• _THE PROBLEM_
Gather all lines in the records below that include the word "data".

• _GIVEN ENTRIES_
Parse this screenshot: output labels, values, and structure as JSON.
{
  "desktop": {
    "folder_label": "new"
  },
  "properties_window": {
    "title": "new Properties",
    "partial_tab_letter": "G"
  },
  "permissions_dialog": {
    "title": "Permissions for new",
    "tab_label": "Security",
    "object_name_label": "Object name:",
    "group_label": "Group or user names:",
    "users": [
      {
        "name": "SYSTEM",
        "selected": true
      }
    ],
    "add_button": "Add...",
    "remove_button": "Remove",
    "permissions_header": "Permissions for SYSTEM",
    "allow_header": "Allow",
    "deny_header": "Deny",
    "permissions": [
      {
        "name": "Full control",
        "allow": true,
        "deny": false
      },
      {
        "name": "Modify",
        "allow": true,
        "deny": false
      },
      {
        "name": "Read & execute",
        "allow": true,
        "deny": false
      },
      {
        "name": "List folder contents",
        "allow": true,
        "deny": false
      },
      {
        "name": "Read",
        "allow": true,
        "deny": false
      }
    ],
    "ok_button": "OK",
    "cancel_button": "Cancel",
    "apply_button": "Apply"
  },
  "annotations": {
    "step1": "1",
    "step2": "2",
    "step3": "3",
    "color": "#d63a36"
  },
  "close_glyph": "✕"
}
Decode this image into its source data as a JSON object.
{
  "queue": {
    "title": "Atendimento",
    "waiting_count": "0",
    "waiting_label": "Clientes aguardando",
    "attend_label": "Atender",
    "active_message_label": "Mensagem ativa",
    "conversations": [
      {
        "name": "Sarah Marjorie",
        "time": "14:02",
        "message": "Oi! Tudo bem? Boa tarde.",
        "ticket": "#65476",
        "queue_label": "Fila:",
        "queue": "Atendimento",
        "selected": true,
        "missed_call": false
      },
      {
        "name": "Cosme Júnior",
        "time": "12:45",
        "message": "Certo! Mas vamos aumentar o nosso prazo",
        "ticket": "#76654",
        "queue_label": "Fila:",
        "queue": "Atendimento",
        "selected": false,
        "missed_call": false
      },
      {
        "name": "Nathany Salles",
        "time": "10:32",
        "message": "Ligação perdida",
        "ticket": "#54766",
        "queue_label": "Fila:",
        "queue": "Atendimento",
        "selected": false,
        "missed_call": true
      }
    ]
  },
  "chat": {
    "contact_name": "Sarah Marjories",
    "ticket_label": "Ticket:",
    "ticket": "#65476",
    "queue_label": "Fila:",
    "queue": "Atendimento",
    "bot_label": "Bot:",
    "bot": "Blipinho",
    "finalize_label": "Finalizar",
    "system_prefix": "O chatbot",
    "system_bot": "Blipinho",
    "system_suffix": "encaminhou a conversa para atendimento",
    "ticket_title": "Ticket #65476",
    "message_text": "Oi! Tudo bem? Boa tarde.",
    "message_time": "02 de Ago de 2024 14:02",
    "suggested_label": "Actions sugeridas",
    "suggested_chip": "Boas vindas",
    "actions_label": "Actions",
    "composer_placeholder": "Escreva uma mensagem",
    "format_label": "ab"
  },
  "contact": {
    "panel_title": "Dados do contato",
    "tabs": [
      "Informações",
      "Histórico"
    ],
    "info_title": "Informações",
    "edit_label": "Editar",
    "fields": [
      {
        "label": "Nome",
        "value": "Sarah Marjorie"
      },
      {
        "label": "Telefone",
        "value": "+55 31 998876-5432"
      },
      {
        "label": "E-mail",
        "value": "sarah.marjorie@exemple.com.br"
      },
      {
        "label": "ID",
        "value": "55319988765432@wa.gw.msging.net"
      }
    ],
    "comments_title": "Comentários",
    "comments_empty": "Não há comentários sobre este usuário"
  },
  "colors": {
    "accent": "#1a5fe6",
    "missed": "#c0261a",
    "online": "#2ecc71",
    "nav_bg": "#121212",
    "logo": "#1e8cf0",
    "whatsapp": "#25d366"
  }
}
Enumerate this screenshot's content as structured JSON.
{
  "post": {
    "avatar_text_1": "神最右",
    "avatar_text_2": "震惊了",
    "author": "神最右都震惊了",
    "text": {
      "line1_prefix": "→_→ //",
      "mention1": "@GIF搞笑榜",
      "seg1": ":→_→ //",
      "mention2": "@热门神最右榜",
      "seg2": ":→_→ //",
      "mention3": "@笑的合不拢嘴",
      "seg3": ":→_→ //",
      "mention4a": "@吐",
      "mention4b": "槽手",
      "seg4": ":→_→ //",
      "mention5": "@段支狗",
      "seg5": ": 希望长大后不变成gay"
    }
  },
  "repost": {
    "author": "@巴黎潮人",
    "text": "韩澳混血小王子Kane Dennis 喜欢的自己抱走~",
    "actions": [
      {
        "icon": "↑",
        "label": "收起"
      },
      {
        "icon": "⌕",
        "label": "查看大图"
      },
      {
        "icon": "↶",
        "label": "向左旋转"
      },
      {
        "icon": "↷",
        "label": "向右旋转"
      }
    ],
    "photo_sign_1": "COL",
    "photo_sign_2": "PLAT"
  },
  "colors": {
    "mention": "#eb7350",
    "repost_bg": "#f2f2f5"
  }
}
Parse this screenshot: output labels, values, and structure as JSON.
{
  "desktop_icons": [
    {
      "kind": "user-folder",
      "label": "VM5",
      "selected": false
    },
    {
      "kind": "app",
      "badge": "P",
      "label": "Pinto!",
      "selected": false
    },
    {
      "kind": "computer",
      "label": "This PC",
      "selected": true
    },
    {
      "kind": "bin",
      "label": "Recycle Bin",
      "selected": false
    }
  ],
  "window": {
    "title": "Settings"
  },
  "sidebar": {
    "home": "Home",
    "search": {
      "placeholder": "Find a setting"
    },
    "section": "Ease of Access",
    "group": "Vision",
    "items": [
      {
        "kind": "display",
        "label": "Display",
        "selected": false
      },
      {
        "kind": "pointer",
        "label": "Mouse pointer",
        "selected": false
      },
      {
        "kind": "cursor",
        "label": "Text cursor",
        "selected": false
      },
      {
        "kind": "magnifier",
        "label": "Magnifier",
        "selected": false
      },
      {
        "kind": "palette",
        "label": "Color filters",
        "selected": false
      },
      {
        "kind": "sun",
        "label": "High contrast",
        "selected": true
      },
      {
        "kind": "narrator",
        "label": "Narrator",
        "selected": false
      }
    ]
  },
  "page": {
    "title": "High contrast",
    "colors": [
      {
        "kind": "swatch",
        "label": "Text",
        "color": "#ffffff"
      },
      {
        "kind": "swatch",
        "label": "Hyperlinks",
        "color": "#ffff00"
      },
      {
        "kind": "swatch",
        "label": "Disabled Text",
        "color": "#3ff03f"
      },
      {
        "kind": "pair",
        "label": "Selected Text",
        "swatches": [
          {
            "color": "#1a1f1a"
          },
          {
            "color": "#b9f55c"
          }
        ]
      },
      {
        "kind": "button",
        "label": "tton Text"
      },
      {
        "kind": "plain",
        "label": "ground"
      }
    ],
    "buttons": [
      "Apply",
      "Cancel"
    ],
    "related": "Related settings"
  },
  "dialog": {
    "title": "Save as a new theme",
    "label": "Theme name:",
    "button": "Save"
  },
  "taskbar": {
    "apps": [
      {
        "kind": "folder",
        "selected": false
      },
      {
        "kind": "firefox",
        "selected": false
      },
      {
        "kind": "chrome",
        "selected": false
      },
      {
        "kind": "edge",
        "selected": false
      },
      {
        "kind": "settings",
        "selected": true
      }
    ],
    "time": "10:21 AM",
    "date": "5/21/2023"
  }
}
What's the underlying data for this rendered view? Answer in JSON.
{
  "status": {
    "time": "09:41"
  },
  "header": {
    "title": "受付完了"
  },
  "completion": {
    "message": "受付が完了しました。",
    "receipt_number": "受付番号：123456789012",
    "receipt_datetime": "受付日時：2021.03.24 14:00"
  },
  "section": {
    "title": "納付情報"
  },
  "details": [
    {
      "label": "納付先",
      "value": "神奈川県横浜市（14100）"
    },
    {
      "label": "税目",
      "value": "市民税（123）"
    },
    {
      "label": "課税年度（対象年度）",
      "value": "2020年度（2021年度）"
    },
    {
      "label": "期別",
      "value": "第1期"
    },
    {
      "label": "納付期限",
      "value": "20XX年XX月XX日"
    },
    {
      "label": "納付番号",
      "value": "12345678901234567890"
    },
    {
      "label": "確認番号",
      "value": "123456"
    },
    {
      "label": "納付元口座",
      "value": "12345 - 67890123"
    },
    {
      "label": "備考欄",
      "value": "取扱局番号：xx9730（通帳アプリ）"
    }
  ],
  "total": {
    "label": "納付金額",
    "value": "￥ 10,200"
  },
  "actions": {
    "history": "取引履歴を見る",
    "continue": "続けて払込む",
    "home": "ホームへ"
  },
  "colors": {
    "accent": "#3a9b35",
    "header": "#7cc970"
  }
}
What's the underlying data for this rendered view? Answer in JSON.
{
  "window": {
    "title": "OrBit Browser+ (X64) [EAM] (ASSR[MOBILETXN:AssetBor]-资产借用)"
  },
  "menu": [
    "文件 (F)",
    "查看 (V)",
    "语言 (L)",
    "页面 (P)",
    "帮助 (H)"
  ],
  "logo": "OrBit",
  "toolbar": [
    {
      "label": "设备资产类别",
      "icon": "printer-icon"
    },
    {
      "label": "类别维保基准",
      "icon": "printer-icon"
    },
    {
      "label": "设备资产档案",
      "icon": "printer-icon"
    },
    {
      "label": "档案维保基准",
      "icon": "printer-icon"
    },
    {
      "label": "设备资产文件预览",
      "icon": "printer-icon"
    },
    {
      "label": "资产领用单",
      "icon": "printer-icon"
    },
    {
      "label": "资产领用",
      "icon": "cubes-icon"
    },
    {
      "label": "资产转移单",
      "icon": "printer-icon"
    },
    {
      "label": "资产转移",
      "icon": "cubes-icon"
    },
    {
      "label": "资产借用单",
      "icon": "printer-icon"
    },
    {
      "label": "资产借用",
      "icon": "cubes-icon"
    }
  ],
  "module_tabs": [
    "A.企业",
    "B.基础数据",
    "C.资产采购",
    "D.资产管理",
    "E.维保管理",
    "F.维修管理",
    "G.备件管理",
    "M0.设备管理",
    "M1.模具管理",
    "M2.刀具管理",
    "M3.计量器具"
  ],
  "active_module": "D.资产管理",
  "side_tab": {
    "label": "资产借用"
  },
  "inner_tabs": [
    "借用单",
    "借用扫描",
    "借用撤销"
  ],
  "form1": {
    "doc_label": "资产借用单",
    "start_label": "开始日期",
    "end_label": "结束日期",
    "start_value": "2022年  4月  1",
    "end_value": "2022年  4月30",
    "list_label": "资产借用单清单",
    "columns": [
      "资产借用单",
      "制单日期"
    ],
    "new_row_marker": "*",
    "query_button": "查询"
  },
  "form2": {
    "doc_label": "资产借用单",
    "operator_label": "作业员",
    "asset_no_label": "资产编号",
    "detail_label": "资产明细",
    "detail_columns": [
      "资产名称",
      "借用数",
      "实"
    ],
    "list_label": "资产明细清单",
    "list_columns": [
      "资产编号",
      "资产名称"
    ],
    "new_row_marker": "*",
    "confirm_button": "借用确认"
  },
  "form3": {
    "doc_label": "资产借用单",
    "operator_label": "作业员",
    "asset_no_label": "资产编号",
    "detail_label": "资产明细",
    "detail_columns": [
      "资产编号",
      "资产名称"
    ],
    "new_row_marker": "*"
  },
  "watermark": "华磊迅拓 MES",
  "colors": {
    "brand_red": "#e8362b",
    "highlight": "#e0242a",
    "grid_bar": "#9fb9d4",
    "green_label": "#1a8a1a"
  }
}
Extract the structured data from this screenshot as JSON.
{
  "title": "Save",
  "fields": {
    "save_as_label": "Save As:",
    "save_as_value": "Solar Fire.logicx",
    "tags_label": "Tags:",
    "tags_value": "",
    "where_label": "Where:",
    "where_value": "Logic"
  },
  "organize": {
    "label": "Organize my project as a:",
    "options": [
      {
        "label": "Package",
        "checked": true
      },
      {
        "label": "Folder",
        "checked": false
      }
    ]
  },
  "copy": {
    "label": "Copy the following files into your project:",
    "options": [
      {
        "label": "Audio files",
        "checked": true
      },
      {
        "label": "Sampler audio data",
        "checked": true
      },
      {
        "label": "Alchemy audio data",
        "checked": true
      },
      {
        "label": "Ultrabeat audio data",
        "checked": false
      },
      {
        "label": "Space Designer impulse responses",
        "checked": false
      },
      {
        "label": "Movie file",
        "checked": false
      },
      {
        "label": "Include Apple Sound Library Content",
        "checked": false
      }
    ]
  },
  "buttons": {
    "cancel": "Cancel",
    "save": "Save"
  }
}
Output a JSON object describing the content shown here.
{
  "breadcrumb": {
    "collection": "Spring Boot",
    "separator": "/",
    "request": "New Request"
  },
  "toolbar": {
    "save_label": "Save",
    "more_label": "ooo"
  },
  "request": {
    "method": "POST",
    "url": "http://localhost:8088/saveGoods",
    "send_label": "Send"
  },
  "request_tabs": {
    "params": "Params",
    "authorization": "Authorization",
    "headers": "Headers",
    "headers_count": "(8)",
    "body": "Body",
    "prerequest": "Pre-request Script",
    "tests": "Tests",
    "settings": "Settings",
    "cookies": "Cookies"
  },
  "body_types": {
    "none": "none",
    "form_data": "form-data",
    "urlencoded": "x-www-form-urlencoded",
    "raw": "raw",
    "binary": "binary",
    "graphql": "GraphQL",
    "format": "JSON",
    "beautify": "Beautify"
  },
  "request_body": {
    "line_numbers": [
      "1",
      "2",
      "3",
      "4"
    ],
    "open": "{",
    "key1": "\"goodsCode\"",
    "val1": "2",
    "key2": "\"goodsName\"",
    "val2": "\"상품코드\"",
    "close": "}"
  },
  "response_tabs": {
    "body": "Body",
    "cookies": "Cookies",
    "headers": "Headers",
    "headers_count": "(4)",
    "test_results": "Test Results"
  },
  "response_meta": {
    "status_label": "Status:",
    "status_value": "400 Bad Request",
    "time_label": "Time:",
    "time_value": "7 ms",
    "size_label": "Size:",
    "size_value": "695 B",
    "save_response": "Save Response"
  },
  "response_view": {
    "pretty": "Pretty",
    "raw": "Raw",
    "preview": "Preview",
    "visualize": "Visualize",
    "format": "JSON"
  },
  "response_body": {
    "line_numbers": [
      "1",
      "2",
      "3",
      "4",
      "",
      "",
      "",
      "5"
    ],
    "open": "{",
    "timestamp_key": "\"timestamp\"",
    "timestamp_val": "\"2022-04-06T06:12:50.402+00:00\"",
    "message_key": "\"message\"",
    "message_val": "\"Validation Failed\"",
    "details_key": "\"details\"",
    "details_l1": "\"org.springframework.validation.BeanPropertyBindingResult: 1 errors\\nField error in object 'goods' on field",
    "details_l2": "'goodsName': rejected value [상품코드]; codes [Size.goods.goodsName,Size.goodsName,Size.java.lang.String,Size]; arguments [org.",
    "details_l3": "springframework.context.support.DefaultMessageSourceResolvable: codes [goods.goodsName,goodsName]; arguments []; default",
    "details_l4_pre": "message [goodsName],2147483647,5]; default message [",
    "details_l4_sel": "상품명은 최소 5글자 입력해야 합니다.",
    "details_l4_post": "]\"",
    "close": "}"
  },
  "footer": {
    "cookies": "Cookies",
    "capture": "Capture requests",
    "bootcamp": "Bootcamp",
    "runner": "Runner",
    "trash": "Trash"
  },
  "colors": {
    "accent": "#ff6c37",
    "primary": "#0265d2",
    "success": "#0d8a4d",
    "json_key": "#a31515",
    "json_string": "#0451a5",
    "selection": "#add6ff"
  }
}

• _WRITTEN RESPONSE_
Decode this image into its source data as a JSON object.
What's the underlying data for this rendered view? Answer in JSON.
What's the underlying data for this rendered view? Answer in JSON.
Extract the structured data from this screenshot as JSON.
        "label": "Sampler audio data",
        "label": "Alchemy audio data",
        "label": "Ultrabeat audio data",
    "form_data": "form-data",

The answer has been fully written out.